# Exercise brief:
From the entries that follow, pick out all lines holding "views".

Rows from a figure dataset:
•••••

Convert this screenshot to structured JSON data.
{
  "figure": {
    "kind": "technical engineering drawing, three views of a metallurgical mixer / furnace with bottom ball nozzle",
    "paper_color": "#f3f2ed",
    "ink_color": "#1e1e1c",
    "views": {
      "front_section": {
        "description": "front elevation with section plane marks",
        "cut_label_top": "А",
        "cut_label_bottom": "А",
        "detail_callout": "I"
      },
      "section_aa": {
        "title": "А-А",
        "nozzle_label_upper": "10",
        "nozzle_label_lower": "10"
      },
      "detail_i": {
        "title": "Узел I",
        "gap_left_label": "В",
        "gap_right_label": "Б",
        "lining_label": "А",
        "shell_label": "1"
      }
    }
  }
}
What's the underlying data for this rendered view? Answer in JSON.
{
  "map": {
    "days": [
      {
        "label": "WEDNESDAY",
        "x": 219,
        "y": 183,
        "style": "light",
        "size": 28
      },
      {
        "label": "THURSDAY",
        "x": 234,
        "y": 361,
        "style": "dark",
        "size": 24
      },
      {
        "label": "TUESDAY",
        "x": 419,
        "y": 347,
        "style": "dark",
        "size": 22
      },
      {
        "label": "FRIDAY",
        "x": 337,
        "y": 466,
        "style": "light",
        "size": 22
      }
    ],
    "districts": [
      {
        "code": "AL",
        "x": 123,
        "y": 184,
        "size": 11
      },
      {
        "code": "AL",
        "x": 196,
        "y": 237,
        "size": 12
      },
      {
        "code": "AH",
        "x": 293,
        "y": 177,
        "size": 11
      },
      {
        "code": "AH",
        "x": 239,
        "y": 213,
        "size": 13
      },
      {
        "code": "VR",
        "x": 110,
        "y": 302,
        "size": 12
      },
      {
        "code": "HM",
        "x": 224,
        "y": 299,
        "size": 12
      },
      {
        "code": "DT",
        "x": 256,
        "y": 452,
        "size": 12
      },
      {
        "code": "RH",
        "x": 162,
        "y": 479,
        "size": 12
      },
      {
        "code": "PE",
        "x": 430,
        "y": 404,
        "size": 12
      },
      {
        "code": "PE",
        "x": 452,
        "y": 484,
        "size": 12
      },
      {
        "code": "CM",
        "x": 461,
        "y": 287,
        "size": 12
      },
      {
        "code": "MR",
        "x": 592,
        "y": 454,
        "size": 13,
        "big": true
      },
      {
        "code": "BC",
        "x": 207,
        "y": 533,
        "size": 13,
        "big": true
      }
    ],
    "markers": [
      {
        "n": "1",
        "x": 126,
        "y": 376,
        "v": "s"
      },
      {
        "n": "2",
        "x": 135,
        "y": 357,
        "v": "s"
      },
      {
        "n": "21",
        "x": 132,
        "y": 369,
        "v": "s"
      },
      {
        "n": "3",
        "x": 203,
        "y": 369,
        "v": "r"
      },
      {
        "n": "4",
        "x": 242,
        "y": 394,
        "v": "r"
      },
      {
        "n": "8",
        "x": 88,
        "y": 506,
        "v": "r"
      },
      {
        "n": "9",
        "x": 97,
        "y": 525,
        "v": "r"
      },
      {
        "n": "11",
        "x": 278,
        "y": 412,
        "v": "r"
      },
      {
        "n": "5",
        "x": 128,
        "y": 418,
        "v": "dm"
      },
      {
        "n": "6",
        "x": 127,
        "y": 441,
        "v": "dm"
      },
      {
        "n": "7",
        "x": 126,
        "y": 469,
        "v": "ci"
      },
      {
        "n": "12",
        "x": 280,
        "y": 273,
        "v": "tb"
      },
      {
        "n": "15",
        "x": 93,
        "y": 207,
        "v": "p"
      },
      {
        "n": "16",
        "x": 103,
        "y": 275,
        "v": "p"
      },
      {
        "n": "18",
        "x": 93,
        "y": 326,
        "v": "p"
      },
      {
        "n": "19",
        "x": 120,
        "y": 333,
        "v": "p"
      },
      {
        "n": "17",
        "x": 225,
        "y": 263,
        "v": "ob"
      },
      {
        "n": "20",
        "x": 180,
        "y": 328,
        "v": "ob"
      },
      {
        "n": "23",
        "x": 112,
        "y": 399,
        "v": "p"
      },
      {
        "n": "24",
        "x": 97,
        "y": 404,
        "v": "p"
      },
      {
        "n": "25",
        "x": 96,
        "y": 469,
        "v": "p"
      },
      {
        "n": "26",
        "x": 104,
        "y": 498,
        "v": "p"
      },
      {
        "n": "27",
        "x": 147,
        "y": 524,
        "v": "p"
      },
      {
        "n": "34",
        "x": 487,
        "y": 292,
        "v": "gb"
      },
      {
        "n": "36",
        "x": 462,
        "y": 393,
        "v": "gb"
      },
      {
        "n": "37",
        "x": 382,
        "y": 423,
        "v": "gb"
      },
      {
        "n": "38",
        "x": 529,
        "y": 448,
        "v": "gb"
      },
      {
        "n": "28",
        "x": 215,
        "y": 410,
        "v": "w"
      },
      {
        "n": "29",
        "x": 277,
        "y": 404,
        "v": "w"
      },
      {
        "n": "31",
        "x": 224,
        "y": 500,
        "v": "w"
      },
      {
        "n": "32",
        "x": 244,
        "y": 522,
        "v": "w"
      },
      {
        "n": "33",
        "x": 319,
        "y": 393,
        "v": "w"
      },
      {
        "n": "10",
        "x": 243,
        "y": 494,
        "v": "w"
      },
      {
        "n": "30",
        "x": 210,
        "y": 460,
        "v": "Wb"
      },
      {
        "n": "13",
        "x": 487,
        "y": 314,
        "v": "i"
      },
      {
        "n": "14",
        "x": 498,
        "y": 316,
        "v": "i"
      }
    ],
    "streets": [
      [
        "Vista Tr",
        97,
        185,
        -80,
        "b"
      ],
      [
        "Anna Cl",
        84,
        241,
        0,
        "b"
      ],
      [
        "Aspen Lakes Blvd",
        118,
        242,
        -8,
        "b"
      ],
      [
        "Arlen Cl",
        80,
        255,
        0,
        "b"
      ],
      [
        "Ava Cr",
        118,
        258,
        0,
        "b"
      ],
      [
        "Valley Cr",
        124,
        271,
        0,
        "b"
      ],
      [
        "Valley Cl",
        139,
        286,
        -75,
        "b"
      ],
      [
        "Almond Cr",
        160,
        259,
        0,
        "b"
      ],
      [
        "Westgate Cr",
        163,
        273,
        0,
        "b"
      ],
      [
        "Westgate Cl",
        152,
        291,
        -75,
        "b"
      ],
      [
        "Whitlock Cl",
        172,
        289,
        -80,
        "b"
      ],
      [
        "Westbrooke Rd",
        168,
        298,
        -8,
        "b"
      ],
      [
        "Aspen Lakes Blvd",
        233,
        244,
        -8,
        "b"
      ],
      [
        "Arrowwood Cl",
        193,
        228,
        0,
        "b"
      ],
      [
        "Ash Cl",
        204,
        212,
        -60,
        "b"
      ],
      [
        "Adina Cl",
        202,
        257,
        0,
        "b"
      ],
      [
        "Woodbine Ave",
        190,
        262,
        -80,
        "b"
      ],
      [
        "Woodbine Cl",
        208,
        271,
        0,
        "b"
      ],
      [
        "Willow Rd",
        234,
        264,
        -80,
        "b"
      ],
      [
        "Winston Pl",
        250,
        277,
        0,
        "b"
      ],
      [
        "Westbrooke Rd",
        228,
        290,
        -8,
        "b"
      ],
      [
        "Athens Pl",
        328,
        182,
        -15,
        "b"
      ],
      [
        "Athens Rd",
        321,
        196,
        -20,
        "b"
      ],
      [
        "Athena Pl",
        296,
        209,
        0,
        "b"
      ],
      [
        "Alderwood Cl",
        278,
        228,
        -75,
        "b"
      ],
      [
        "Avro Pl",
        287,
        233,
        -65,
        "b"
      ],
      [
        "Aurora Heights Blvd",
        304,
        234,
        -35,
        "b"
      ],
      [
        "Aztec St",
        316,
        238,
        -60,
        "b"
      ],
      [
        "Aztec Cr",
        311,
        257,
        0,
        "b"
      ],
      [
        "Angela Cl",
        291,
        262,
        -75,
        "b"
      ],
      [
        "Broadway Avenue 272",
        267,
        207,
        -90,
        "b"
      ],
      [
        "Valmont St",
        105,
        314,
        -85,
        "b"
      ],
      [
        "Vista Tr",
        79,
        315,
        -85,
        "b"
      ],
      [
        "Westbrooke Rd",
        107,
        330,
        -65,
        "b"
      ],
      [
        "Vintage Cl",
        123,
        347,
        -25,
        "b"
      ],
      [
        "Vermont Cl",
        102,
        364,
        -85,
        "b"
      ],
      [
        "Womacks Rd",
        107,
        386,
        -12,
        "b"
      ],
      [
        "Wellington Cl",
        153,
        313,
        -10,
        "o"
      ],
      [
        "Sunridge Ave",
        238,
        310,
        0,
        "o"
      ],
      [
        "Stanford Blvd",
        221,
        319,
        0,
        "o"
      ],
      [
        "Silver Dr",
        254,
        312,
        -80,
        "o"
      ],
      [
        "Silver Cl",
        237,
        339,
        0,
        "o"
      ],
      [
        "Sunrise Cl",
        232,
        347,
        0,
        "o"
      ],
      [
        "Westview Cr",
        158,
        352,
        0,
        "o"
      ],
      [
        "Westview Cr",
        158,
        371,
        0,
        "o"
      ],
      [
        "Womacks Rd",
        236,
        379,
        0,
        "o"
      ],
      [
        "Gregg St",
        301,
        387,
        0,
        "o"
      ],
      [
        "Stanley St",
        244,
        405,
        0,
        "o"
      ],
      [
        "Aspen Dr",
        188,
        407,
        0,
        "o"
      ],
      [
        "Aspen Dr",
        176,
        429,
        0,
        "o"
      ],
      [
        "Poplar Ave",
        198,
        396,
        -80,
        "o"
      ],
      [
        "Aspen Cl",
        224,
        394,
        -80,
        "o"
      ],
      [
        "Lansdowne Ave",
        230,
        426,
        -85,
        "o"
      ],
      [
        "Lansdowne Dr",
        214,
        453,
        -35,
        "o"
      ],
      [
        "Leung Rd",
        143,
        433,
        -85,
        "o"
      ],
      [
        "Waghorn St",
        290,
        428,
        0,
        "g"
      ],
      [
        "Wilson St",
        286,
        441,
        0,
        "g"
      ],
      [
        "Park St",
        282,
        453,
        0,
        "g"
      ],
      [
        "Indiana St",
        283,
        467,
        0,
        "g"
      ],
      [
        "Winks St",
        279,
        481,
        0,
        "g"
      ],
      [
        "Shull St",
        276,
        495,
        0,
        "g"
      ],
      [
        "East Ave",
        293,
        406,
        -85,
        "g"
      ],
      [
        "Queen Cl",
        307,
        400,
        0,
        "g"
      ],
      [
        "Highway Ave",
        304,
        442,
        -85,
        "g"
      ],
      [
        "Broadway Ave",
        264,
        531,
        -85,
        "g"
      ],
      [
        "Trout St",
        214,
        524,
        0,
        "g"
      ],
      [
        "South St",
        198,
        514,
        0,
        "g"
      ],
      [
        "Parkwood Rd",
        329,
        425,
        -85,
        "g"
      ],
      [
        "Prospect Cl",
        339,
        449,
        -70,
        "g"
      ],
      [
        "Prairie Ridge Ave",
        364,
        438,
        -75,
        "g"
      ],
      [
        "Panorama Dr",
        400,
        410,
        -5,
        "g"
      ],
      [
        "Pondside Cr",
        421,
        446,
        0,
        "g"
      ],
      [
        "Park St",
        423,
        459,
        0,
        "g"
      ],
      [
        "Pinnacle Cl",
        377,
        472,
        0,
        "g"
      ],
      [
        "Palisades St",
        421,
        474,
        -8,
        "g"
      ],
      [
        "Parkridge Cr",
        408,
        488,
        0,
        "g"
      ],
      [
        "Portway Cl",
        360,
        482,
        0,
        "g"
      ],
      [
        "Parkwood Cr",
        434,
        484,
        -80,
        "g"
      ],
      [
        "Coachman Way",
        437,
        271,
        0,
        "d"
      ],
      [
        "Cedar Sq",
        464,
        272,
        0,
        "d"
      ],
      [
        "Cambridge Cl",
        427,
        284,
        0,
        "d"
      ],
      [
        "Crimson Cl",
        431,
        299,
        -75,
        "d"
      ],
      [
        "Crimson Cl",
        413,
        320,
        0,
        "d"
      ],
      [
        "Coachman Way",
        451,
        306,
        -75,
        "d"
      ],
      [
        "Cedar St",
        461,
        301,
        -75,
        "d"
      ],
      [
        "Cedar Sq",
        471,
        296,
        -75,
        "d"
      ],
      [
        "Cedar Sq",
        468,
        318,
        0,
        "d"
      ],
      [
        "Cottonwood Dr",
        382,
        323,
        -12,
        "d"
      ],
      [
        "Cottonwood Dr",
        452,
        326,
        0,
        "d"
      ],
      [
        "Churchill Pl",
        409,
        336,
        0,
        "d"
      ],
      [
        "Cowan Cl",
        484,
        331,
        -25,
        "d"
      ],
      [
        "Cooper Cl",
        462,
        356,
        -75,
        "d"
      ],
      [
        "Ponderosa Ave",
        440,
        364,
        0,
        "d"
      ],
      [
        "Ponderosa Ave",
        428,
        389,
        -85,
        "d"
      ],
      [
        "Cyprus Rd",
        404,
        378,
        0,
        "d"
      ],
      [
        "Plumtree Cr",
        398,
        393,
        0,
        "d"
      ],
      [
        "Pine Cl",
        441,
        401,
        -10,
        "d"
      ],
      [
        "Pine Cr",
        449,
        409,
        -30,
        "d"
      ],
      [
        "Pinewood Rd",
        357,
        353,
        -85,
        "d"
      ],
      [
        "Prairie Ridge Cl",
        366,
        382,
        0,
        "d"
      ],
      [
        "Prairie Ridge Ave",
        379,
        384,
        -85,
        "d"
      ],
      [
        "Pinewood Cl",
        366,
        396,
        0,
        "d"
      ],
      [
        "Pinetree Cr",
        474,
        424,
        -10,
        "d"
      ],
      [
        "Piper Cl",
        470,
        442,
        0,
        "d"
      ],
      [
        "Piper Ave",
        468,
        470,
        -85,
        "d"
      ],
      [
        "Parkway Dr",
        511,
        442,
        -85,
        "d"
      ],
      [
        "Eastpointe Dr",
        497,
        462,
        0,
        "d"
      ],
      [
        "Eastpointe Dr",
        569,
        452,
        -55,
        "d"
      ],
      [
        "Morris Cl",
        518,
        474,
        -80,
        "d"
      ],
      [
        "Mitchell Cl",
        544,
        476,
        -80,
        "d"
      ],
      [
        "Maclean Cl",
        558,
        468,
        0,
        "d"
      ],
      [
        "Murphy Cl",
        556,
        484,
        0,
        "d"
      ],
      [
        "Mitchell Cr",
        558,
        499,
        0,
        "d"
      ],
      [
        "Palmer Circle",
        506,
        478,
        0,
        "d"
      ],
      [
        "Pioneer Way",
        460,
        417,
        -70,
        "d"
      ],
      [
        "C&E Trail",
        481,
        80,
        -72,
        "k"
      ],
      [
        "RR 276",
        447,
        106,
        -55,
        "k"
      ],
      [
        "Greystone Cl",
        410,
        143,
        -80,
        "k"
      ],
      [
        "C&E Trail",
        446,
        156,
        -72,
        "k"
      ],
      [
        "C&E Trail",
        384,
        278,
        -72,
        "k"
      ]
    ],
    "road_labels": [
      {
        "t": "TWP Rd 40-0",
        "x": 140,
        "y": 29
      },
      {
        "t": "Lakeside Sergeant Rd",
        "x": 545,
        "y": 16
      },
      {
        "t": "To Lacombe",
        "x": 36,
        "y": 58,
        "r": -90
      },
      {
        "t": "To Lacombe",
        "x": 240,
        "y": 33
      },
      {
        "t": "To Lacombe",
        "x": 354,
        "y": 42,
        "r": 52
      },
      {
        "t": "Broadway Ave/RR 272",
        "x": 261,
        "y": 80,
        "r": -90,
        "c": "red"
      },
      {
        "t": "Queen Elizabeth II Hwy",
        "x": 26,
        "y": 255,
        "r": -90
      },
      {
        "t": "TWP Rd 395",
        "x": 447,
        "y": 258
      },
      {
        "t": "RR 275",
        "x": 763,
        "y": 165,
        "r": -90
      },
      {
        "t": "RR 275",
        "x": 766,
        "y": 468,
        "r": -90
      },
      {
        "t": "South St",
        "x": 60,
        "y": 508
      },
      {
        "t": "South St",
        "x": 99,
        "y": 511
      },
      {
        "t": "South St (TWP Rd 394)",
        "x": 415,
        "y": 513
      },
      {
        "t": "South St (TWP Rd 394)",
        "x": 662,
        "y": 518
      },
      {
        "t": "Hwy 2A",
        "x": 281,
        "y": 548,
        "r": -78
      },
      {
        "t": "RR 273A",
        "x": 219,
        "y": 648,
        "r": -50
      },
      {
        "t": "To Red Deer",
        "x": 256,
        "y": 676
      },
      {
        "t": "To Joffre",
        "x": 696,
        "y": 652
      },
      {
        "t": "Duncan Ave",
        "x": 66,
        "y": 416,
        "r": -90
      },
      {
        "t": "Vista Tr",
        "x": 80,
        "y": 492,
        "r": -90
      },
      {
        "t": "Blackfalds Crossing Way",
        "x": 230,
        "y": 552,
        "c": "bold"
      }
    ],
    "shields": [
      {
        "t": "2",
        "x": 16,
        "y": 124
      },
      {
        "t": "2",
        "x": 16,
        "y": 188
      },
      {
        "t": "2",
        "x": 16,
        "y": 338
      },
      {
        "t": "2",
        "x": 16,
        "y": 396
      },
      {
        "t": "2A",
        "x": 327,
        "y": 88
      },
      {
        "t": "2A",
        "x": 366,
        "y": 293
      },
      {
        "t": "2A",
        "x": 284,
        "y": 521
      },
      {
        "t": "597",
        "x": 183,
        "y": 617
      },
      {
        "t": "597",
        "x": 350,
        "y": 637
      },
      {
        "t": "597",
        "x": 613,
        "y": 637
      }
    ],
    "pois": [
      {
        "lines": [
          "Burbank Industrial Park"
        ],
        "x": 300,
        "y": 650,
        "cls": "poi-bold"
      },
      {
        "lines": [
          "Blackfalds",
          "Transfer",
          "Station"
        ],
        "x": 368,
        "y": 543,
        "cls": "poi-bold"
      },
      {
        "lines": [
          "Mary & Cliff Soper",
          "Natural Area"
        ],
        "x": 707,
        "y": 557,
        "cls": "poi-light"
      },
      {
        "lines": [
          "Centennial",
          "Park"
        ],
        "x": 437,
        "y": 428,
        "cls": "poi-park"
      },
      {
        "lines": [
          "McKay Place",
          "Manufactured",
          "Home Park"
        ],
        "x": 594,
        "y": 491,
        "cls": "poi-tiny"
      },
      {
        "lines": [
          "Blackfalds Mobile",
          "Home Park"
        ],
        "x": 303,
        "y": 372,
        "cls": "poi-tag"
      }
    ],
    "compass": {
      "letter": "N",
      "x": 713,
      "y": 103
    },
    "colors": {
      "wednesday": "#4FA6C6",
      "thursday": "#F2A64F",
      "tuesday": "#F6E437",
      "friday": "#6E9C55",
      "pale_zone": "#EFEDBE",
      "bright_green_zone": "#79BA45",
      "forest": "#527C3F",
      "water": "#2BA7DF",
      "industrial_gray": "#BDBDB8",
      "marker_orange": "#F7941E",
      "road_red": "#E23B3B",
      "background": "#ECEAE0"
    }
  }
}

•••••

# Exercise result:
    "kind": "technical engineering drawing, three views of a metallurgical mixer / furnace with bottom ball nozzle",
    "views": {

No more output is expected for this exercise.